TASK PROMPT –
Edit the entries starting at the beginning and ending at the line that contains "Where is each", replacing "x-tick-label" with "x-axis-tick" and leaving everything else unchanged.
▬▬▬▬▬▬▬▬▬▬
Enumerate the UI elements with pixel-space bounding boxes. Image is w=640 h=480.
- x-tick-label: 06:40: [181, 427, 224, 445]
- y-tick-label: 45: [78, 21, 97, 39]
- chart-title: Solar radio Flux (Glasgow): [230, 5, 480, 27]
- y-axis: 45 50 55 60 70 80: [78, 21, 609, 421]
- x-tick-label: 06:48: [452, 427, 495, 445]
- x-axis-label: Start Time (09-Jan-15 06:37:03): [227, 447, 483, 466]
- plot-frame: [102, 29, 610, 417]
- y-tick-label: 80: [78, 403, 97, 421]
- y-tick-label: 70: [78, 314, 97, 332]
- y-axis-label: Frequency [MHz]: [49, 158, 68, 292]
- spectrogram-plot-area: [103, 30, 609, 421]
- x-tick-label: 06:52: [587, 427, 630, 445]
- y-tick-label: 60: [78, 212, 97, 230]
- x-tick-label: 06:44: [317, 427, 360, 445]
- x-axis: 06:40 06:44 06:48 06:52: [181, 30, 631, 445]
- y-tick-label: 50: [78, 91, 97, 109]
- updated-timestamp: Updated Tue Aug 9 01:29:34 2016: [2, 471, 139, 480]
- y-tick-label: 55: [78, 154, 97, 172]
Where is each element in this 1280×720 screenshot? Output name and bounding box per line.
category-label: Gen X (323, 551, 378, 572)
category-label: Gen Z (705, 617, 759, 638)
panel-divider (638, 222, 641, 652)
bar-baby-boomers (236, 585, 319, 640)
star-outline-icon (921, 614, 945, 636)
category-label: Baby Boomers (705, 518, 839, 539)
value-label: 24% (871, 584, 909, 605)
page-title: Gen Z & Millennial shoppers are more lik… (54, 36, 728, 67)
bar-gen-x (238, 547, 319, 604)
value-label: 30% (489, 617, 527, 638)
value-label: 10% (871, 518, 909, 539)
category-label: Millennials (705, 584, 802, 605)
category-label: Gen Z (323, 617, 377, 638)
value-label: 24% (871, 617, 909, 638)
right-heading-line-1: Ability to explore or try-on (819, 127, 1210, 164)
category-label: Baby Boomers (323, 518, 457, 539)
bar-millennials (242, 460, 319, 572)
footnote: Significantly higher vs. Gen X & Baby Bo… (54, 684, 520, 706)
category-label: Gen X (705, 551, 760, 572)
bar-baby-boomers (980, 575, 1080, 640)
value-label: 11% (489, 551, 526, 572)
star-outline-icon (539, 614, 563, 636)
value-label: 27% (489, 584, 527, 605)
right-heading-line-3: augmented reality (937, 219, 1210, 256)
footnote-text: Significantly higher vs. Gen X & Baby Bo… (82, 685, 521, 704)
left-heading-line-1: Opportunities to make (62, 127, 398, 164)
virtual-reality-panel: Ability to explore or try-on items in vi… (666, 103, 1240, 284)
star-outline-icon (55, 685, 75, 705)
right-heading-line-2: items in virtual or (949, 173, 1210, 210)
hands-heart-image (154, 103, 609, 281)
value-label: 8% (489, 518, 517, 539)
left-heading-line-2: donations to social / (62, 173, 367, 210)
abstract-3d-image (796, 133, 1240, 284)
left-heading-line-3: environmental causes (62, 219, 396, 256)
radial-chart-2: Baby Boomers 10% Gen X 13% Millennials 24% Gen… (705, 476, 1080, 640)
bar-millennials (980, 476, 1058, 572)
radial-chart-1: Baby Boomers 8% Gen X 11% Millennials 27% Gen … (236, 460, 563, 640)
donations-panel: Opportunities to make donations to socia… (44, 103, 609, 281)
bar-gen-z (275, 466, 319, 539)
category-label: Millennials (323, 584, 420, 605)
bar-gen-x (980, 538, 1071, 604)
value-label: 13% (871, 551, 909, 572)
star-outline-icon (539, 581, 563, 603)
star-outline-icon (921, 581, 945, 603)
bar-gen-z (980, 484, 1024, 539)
▬▬▬▬▬▬▬▬▬▬
THE OUTPUT –
Enumerate the UI elements with pixel-space bounding boxes. Image is w=640 h=480.
- x-axis-tick: 06:40: [181, 427, 224, 445]
- y-tick-label: 45: [78, 21, 97, 39]
- chart-title: Solar radio Flux (Glasgow): [230, 5, 480, 27]
- y-axis: 45 50 55 60 70 80: [78, 21, 609, 421]
- x-axis-tick: 06:48: [452, 427, 495, 445]
- x-axis-label: Start Time (09-Jan-15 06:37:03): [227, 447, 483, 466]
- plot-frame: [102, 29, 610, 417]
- y-tick-label: 80: [78, 403, 97, 421]
- y-tick-label: 70: [78, 314, 97, 332]
- y-axis-label: Frequency [MHz]: [49, 158, 68, 292]
- spectrogram-plot-area: [103, 30, 609, 421]
- x-axis-tick: 06:52: [587, 427, 630, 445]
- y-tick-label: 60: [78, 212, 97, 230]
- x-axis-tick: 06:44: [317, 427, 360, 445]
- x-axis: 06:40 06:44 06:48 06:52: [181, 30, 631, 445]
- y-tick-label: 50: [78, 91, 97, 109]
- updated-timestamp: Updated Tue Aug 9 01:29:34 2016: [2, 471, 139, 480]
- y-tick-label: 55: [78, 154, 97, 172]
Where is each element in this 1280×720 screenshot? Output name and bounding box per line.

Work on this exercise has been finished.